◆ **Given entries**
--- --- ---

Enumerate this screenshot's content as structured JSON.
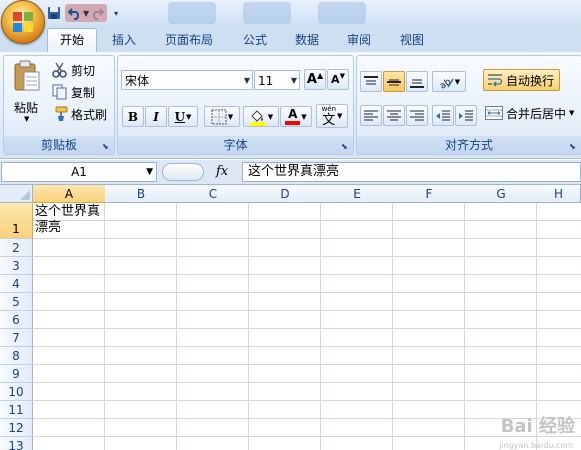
{
  "quick_access": {
    "icons": [
      "office-logo",
      "save-icon",
      "undo-icon",
      "redo-icon",
      "customize-dropdown"
    ]
  },
  "tabs": [
    {
      "label": "开始",
      "active": true
    },
    {
      "label": "插入",
      "active": false
    },
    {
      "label": "页面布局",
      "active": false
    },
    {
      "label": "公式",
      "active": false
    },
    {
      "label": "数据",
      "active": false
    },
    {
      "label": "审阅",
      "active": false
    },
    {
      "label": "视图",
      "active": false
    }
  ],
  "ribbon": {
    "clipboard": {
      "label": "剪贴板",
      "paste": "粘贴",
      "cut": "剪切",
      "copy": "复制",
      "format_painter": "格式刷"
    },
    "font": {
      "label": "字体",
      "font_name": "宋体",
      "font_size": "11",
      "bold": "B",
      "italic": "I",
      "underline": "U",
      "font_color_glyph": "A",
      "phonetic_glyph": "文",
      "phonetic_top": "wén",
      "grow_glyph": "A",
      "shrink_glyph": "A",
      "fill_color": "#ffff00",
      "font_color": "#ff0000"
    },
    "alignment": {
      "label": "对齐方式",
      "wrap_text": "自动换行",
      "merge_center": "合并后居中"
    }
  },
  "formula_bar": {
    "name_box": "A1",
    "fx": "fx",
    "value": "这个世界真漂亮"
  },
  "sheet": {
    "columns": [
      "A",
      "B",
      "C",
      "D",
      "E",
      "F",
      "G",
      "H"
    ],
    "rows": [
      "1",
      "2",
      "3",
      "4",
      "5",
      "6",
      "7",
      "8",
      "9",
      "10",
      "11",
      "12",
      "13"
    ],
    "selected_cell": "A1",
    "cell_a1": "这个世界真漂亮"
  },
  "watermark": {
    "brand": "Bai 经验",
    "url": "jingyan.baidu.com"
  },
  "colors": {
    "accent": "#15428b",
    "ribbon_bg": "#dfe9f5",
    "selected_header": "#f9d27a",
    "wrap_active": "#f9cf6c"
  }
}
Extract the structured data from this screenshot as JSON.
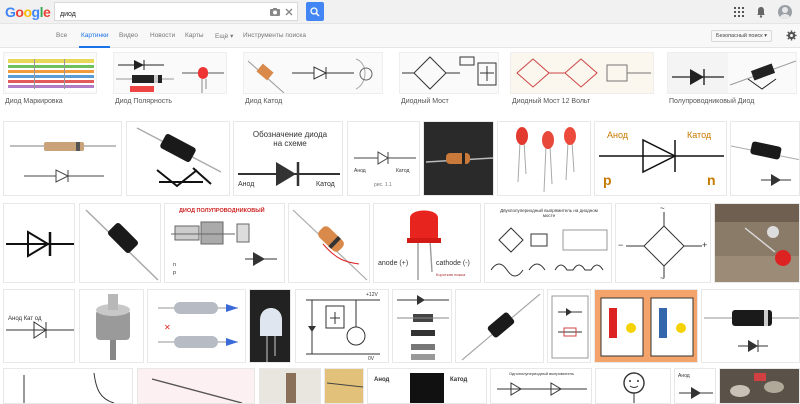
{
  "header": {
    "logo_letters": [
      "G",
      "o",
      "o",
      "g",
      "l",
      "e"
    ],
    "logo_colors": [
      "#4285f4",
      "#ea4335",
      "#fbbc05",
      "#4285f4",
      "#34a853",
      "#ea4335"
    ],
    "search_value": "диод",
    "accent": "#4285f4"
  },
  "tabs": [
    {
      "label": "Все",
      "active": false
    },
    {
      "label": "Картинки",
      "active": true
    },
    {
      "label": "Видео",
      "active": false
    },
    {
      "label": "Новости",
      "active": false
    },
    {
      "label": "Карты",
      "active": false
    },
    {
      "label": "Ещё ▾",
      "active": false
    },
    {
      "label": "Инструменты поиска",
      "active": false
    }
  ],
  "safesearch": {
    "label": "Безопасный поиск ▾"
  },
  "related": [
    {
      "label": "Диод Маркировка"
    },
    {
      "label": "Диод Полярность"
    },
    {
      "label": "Диод Катод"
    },
    {
      "label": "Диодный Мост"
    },
    {
      "label": "Диодный Мост 12 Вольт"
    },
    {
      "label": "Полупроводниковый Диод"
    }
  ],
  "thumbs_text": {
    "anode_ru": "Анод",
    "cathode_ru": "Катод",
    "p": "p",
    "n": "n",
    "designation_title": "Обозначение диода на схеме",
    "anode_en": "anode (+)",
    "cathode_en": "cathode (-)",
    "semiconductor_title": "ДИОД ПОЛУПРОВОДНИКОВЫЙ",
    "bridge_title": "Двухполупериодный выпрямитель на диодном мосте",
    "rectifier_title": "Однополупериодный выпрямитель",
    "anod_cat": "Анод    Кат од",
    "v12": "+12V",
    "v0": "0V",
    "fig": "рис. 1.1",
    "short_leg": "Короткая ножка",
    "tilde": "~",
    "plus": "+",
    "minus": "−"
  }
}
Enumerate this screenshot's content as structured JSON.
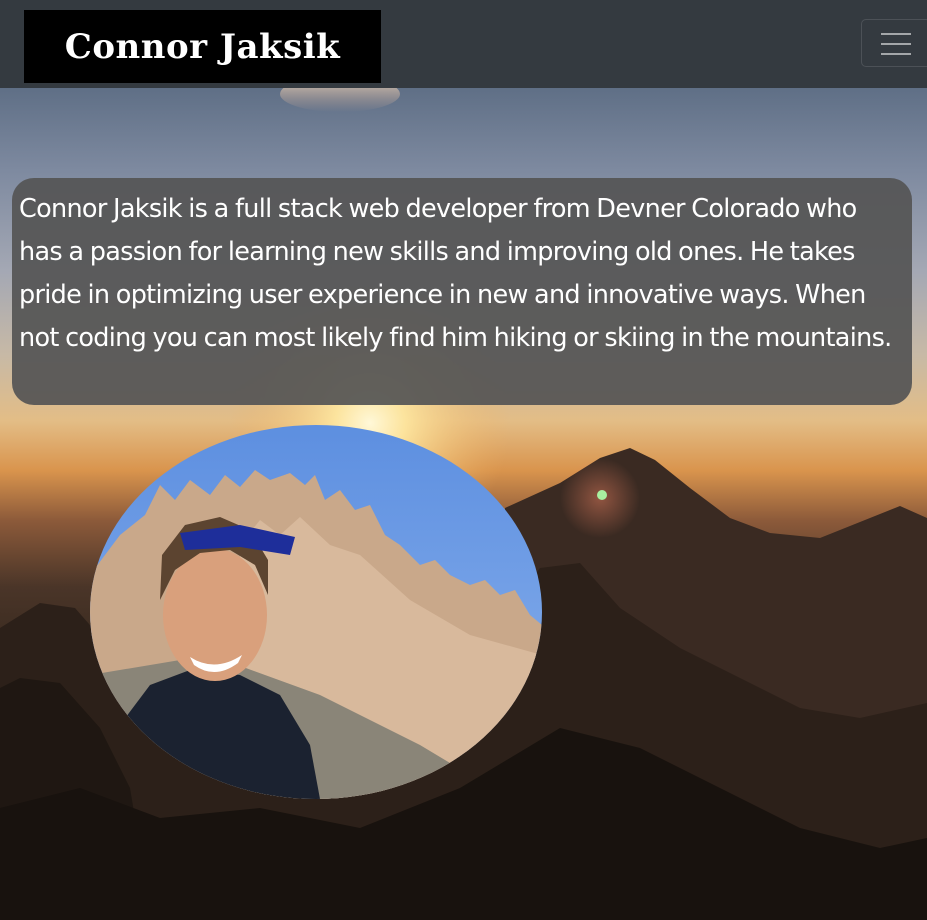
{
  "navbar": {
    "brand": "Connor Jaksik",
    "toggler_icon": "hamburger-menu-icon"
  },
  "about": {
    "text": "Connor Jaksik is a full stack web developer from Devner Colorado who has a passion for learning new skills and improving old ones. He takes pride in optimizing user experience in new and innovative ways. When not coding you can most likely find him hiking or skiing in the mountains."
  },
  "colors": {
    "navbar_bg": "#343a40",
    "brand_bg": "#000000",
    "brand_text": "#ffffff",
    "about_bg": "#555555",
    "about_text": "#ffffff"
  }
}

--- --- ---

◆ **Aim of the exercise**
Repeat the material above in full and unchanged, minus its images.

◆ **Solved problem**
Enumerate this screenshot's content as structured JSON.
{
  "quick_access": {
    "icons": [
      "office-logo",
      "save-icon",
      "undo-icon",
      "redo-icon",
      "customize-dropdown"
    ]
  },
  "tabs": [
    {
      "label": "开始",
      "active": true
    },
    {
      "label": "插入",
      "active": false
    },
    {
      "label": "页面布局",
      "active": false
    },
    {
      "label": "公式",
      "active": false
    },
    {
      "label": "数据",
      "active": false
    },
    {
      "label": "审阅",
      "active": false
    },
    {
      "label": "视图",
      "active": false
    }
  ],
  "ribbon": {
    "clipboard": {
      "label": "剪贴板",
      "paste": "粘贴",
      "cut": "剪切",
      "copy": "复制",
      "format_painter": "格式刷"
    },
    "font": {
      "label": "字体",
      "font_name": "宋体",
      "font_size": "11",
      "bold": "B",
      "italic": "I",
      "underline": "U",
      "font_color_glyph": "A",
      "phonetic_glyph": "文",
      "phonetic_top": "wén",
      "grow_glyph": "A",
      "shrink_glyph": "A",
      "fill_color": "#ffff00",
      "font_color": "#ff0000"
    },
    "alignment": {
      "label": "对齐方式",
      "wrap_text": "自动换行",
      "merge_center": "合并后居中"
    }
  },
  "formula_bar": {
    "name_box": "A1",
    "fx": "fx",
    "value": "这个世界真漂亮"
  },
  "sheet": {
    "columns": [
      "A",
      "B",
      "C",
      "D",
      "E",
      "F",
      "G",
      "H"
    ],
    "rows": [
      "1",
      "2",
      "3",
      "4",
      "5",
      "6",
      "7",
      "8",
      "9",
      "10",
      "11",
      "12",
      "13"
    ],
    "selected_cell": "A1",
    "cell_a1": "这个世界真漂亮"
  },
  "watermark": {
    "brand": "Bai 经验",
    "url": "jingyan.baidu.com"
  },
  "colors": {
    "accent": "#15428b",
    "ribbon_bg": "#dfe9f5",
    "selected_header": "#f9d27a",
    "wrap_active": "#f9cf6c"
  }
}
Extract the structured data from this screenshot as JSON.
{
  "header": {
    "logo_letters": [
      "G",
      "o",
      "o",
      "g",
      "l",
      "e"
    ],
    "logo_colors": [
      "#4285f4",
      "#ea4335",
      "#fbbc05",
      "#4285f4",
      "#34a853",
      "#ea4335"
    ],
    "search_value": "диод",
    "accent": "#4285f4"
  },
  "tabs": [
    {
      "label": "Все",
      "active": false
    },
    {
      "label": "Картинки",
      "active": true
    },
    {
      "label": "Видео",
      "active": false
    },
    {
      "label": "Новости",
      "active": false
    },
    {
      "label": "Карты",
      "active": false
    },
    {
      "label": "Ещё ▾",
      "active": false
    },
    {
      "label": "Инструменты поиска",
      "active": false
    }
  ],
  "safesearch": {
    "label": "Безопасный поиск ▾"
  },
  "related": [
    {
      "label": "Диод Маркировка"
    },
    {
      "label": "Диод Полярность"
    },
    {
      "label": "Диод Катод"
    },
    {
      "label": "Диодный Мост"
    },
    {
      "label": "Диодный Мост 12 Вольт"
    },
    {
      "label": "Полупроводниковый Диод"
    }
  ],
  "thumbs_text": {
    "anode_ru": "Анод",
    "cathode_ru": "Катод",
    "p": "p",
    "n": "n",
    "designation_title": "Обозначение диода на схеме",
    "anode_en": "anode (+)",
    "cathode_en": "cathode (-)",
    "semiconductor_title": "ДИОД ПОЛУПРОВОДНИКОВЫЙ",
    "bridge_title": "Двухполупериодный выпрямитель на диодном мосте",
    "rectifier_title": "Однополупериодный выпрямитель",
    "anod_cat": "Анод    Кат од",
    "v12": "+12V",
    "v0": "0V",
    "fig": "рис. 1.1",
    "short_leg": "Короткая ножка",
    "tilde": "~",
    "plus": "+",
    "minus": "−"
  }
}
Enumerate this screenshot's content as structured JSON.
{
  "navbar": {
    "brand": "Connor Jaksik",
    "toggler_icon": "hamburger-menu-icon"
  },
  "about": {
    "text": "Connor Jaksik is a full stack web developer from Devner Colorado who has a passion for learning new skills and improving old ones. He takes pride in optimizing user experience in new and innovative ways. When not coding you can most likely find him hiking or skiing in the mountains."
  },
  "colors": {
    "navbar_bg": "#343a40",
    "brand_bg": "#000000",
    "brand_text": "#ffffff",
    "about_bg": "#555555",
    "about_text": "#ffffff"
  }
}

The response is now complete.